● Aim of the exercise:
Could you carry on the forum thread about the "VIOP" note written on a passport, picking up right after its last line?

● Document segment:
------------------------

# What does "VIOP" mean written by Indian Immigration on Passport



## kalith33 (Aug 12, 2017)

Dear All,
I am an Indian expat working in dubai, during my last vacation back from india, an immigration officer sat on indian airport wrote "VIOP" by Ballpoint pen on top of exit stamp on my passport, do any1 knows the abbreviation or meaning of that?


----------



## omar92 (Oct 8, 2013)

It means Visa In Other Passport. 
You probably renewed your passport and your UAE residence visa is in your expired passport.


----------



## kalith33 (Aug 12, 2017)

*Thank You*

Ya!!!! :thumb: true, i renewed my passport recently, and thank you so much for the details


----------



## Totoy_botipot (Aug 15, 2017)

------------------------

● Material provided:
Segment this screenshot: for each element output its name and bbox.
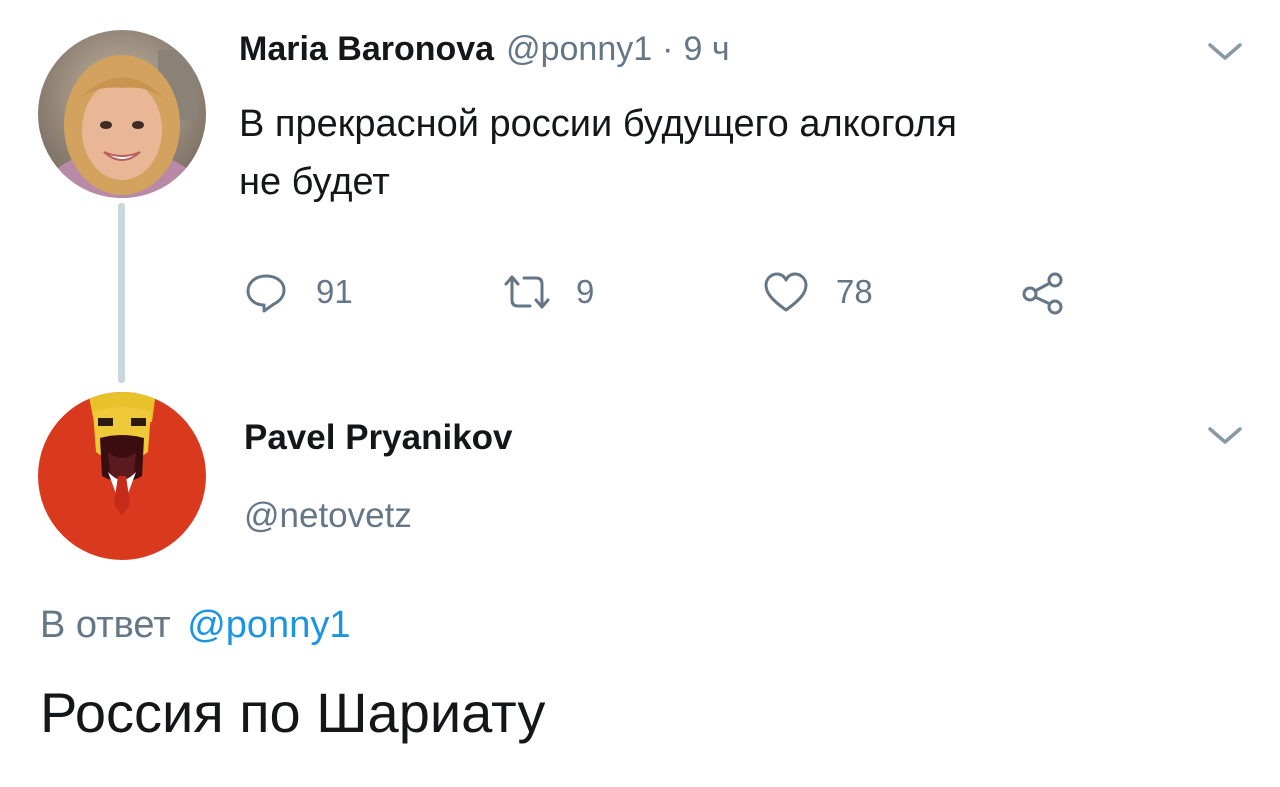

------------------------

● Result of this task:
kalith33 said:


> Dear All,
> I am an Indian expat working in dubai, during my last vacation back from india, an immigration officer sat on indian airport wrote "VIOP" by Ballpoint pen on top of exit stamp on my passport, do any1 knows the abbreviation or meaning of that?


In my profession "VOIP" means Voice Over Internet Protocol. applications that uses such technologies are thos who have video calls and voice calls in their app. eg. Whatsapp,skype,facebook messenger, etc.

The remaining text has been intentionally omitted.